◆ Task
Retype the line in which "What's the underlying" appears, then every line after it until the records end. Leave out the pictures.

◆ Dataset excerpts

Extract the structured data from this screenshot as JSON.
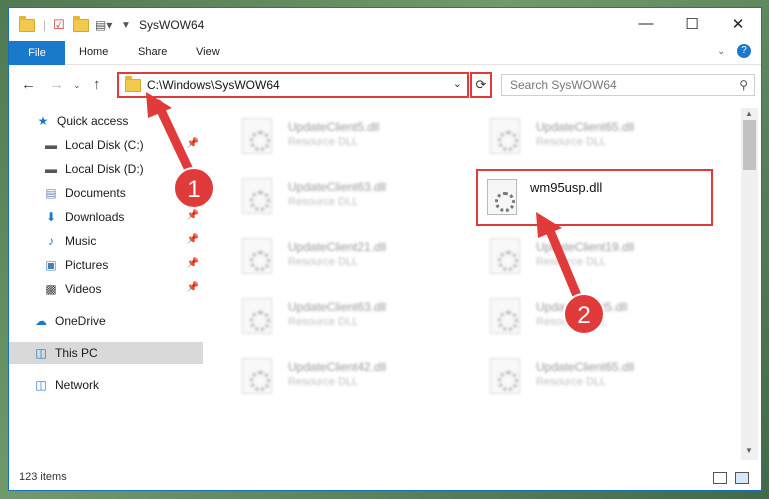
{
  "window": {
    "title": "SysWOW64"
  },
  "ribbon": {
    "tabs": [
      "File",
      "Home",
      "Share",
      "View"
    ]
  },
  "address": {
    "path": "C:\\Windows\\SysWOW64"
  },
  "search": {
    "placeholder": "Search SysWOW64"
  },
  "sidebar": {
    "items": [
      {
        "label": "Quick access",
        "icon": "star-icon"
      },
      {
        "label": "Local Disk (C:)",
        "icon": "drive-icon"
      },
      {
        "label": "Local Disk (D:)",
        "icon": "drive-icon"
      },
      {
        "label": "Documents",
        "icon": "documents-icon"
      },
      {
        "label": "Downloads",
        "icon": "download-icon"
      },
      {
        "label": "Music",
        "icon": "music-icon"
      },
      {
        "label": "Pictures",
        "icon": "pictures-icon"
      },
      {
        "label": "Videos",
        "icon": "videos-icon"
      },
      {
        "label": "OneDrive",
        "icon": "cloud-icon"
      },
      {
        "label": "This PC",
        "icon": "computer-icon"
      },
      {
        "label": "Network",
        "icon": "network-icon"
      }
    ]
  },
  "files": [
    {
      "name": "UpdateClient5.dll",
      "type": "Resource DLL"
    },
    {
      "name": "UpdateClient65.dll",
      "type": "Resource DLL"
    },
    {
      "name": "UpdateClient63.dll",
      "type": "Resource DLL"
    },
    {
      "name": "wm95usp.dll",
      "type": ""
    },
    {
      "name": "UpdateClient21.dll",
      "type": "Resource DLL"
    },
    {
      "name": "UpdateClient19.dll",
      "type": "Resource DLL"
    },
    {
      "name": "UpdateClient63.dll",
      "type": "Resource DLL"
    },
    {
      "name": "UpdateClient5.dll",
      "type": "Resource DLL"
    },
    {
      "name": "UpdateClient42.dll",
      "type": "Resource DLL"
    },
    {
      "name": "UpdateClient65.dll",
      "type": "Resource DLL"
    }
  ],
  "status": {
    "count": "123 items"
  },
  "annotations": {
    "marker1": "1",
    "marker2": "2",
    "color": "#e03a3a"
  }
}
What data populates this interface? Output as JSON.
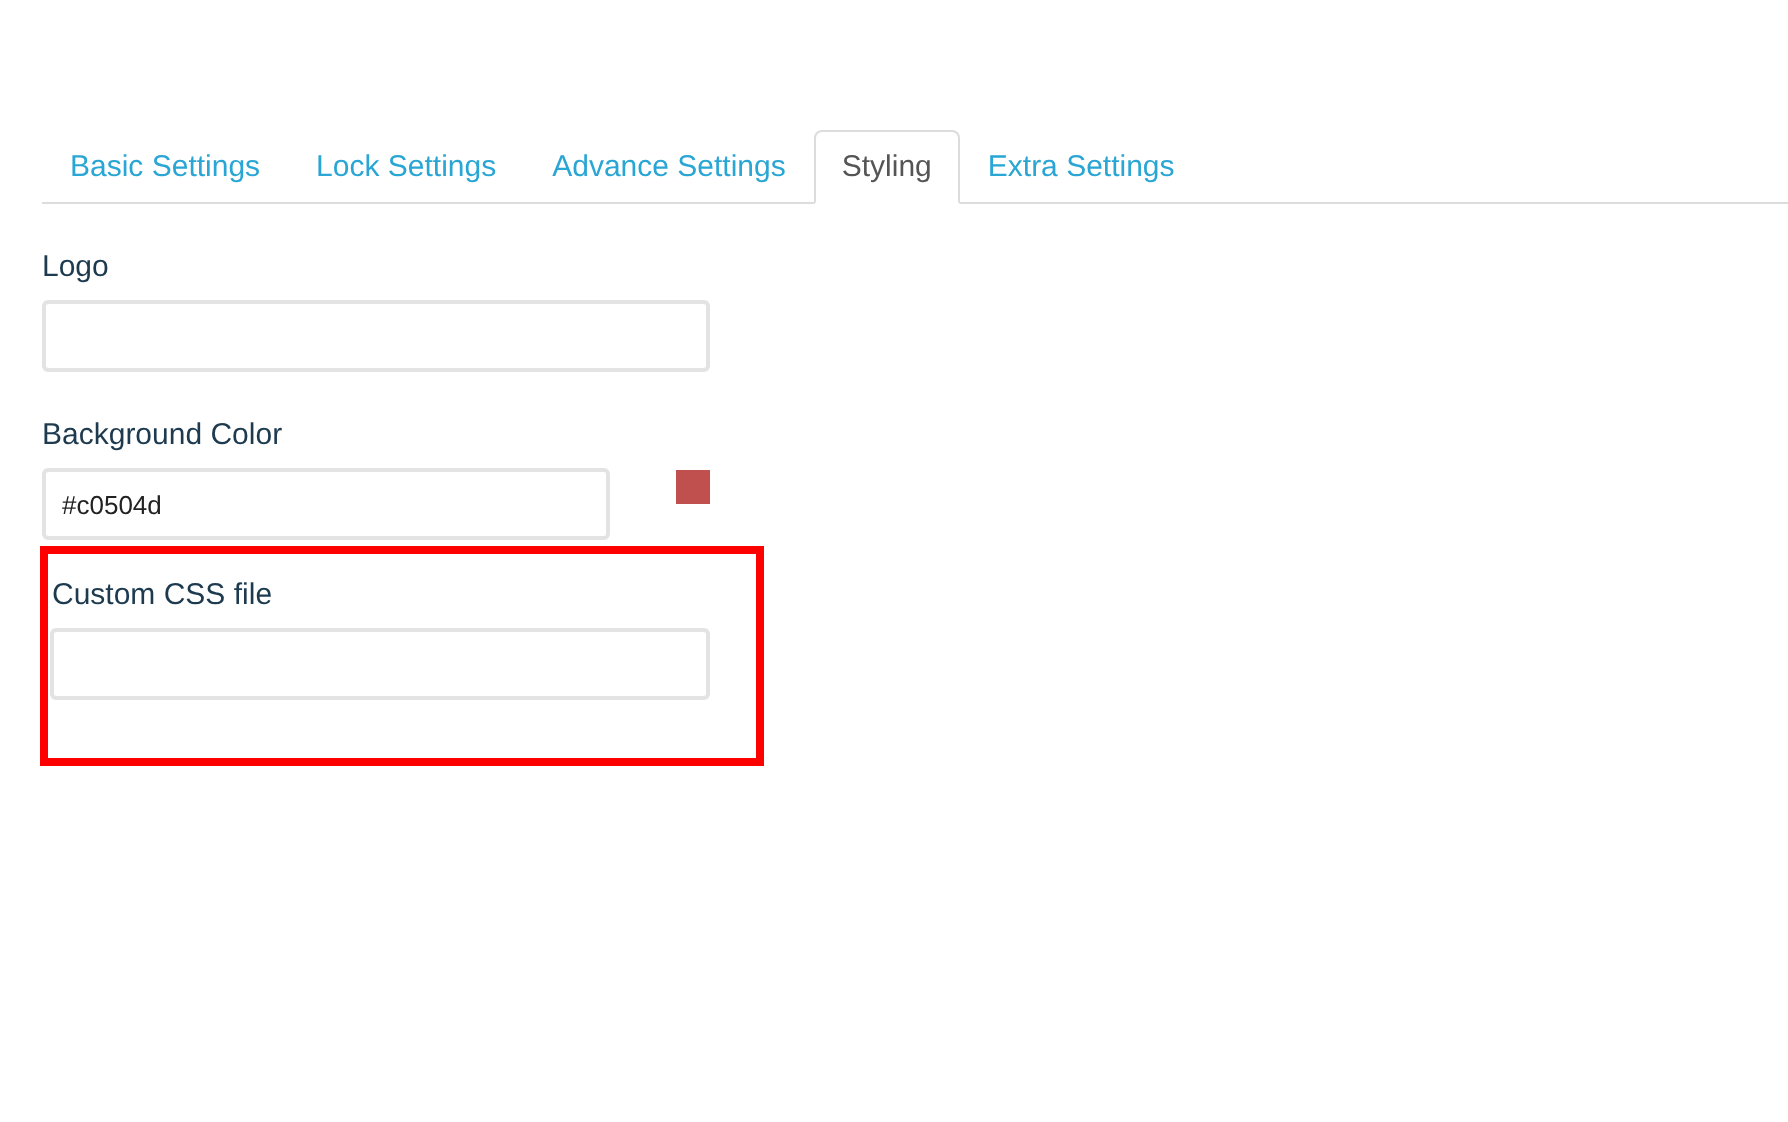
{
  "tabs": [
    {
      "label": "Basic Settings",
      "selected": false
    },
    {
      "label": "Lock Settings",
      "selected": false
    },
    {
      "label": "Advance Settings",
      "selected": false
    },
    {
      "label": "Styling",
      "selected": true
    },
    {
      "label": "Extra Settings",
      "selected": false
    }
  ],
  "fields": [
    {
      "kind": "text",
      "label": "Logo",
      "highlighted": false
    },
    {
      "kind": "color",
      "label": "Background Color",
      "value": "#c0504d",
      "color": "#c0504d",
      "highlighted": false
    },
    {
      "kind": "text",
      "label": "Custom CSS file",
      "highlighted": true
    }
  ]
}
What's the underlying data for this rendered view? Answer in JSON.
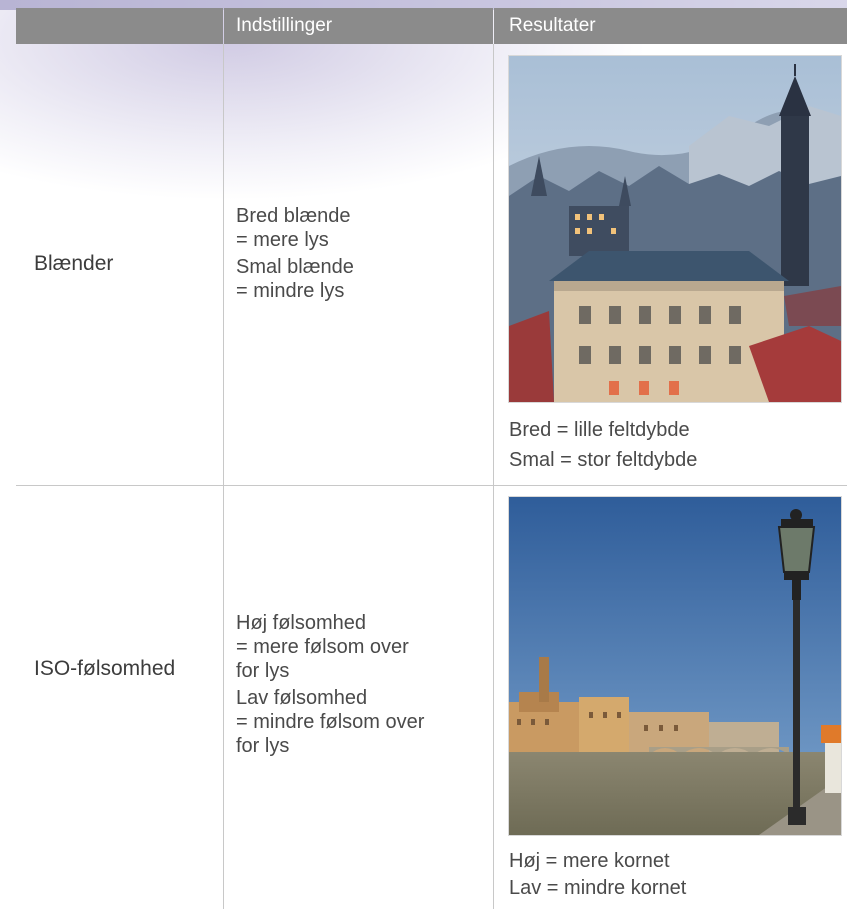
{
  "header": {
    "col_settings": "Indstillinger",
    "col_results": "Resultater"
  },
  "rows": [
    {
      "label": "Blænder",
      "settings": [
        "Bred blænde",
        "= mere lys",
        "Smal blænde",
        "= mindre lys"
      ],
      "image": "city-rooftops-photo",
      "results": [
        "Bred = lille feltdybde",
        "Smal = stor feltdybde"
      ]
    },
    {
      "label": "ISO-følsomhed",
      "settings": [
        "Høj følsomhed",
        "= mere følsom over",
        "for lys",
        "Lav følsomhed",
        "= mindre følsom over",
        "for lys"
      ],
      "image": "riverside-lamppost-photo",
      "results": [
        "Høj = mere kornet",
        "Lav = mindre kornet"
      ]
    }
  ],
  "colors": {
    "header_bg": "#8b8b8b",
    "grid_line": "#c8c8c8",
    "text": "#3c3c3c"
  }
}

◆ Task answer
What's the underlying data for this rendered view? Answer in JSON.
{
  "header": {
    "col_settings": "Indstillinger",
    "col_results": "Resultater"
  },
  "rows": [
    {
      "label": "Blænder",
      "settings": [
        "Bred blænde",
        "= mere lys",
        "Smal blænde",
        "= mindre lys"
      ],
      "image": "city-rooftops-photo",
      "results": [
        "Bred = lille feltdybde",
        "Smal = stor feltdybde"
      ]
    },
    {
      "label": "ISO-følsomhed",
      "settings": [
        "Høj følsomhed",
        "= mere følsom over",
        "for lys",
        "Lav følsomhed",
        "= mindre følsom over",
        "for lys"
      ],
      "image": "riverside-lamppost-photo",
      "results": [
        "Høj = mere kornet",
        "Lav = mindre kornet"
      ]
    }
  ],
  "colors": {
    "header_bg": "#8b8b8b",
    "grid_line": "#c8c8c8",
    "text": "#3c3c3c"
  }
}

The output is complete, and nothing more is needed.